(Records)
[START]
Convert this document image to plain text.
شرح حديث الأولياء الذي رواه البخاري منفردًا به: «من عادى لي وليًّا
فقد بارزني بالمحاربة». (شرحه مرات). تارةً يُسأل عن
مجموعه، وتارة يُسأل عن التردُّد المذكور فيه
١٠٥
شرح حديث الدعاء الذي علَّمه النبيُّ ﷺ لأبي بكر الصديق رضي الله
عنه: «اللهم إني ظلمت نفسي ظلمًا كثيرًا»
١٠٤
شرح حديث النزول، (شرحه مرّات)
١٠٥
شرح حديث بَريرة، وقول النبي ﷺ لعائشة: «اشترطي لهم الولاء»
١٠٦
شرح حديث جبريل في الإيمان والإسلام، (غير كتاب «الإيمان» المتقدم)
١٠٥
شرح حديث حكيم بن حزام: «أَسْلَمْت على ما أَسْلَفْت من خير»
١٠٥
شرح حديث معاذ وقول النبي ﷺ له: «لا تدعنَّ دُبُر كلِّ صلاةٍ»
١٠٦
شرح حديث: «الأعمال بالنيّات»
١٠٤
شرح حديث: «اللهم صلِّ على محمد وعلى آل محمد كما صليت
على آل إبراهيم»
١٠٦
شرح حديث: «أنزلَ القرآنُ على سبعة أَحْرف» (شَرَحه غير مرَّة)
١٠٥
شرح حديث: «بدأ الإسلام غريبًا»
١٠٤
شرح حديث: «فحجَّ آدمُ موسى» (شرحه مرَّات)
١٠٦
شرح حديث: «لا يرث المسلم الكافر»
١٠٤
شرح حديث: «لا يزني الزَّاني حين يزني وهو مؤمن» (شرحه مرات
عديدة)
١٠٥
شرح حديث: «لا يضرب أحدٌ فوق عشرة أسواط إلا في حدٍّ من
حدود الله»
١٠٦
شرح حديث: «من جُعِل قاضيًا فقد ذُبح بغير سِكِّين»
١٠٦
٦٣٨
[END]
◆ Exercise ◆
Every entry needs to be retyped exactly.

◆ Output ◆
Convert this document image to plain text.
شرح حديث الأولياء الذي رواه البخاري منفردًا به: «من عادى لي وليًّا
فقد بارزني بالمحاربة». (شرحه مرات). تارةً يُسأل عن
مجموعه، وتارة يُسأل عن التردُّد المذكور فيه
١٠٥
شرح حديث الدعاء الذي علَّمه النبيُّ ﷺ لأبي بكر الصديق رضي الله
عنه: «اللهم إني ظلمت نفسي ظلمًا كثيرًا»
١٠٤
شرح حديث النزول، (شرحه مرّات)
١٠٥
شرح حديث بَريرة، وقول النبي ﷺ لعائشة: «اشترطي لهم الولاء»
١٠٦
شرح حديث جبريل في الإيمان والإسلام، (غير كتاب «الإيمان» المتقدم)
١٠٥
شرح حديث حكيم بن حزام: «أَسْلَمْت على ما أَسْلَفْت من خير»
١٠٥
شرح حديث معاذ وقول النبي ﷺ له: «لا تدعنَّ دُبُر كلِّ صلاةٍ»
١٠٦
شرح حديث: «الأعمال بالنيّات»
١٠٤
شرح حديث: «اللهم صلِّ على محمد وعلى آل محمد كما صليت
على آل إبراهيم»
١٠٦
شرح حديث: «أنزلَ القرآنُ على سبعة أَحْرف» (شَرَحه غير مرَّة)
١٠٥
شرح حديث: «بدأ الإسلام غريبًا»
١٠٤
شرح حديث: «فحجَّ آدمُ موسى» (شرحه مرَّات)
١٠٦
شرح حديث: «لا يرث المسلم الكافر»
١٠٤
شرح حديث: «لا يزني الزَّاني حين يزني وهو مؤمن» (شرحه مرات
عديدة)
١٠٥
شرح حديث: «لا يضرب أحدٌ فوق عشرة أسواط إلا في حدٍّ من
حدود الله»
١٠٦
شرح حديث: «من جُعِل قاضيًا فقد ذُبح بغير سِكِّين»
١٠٦
٦٣٨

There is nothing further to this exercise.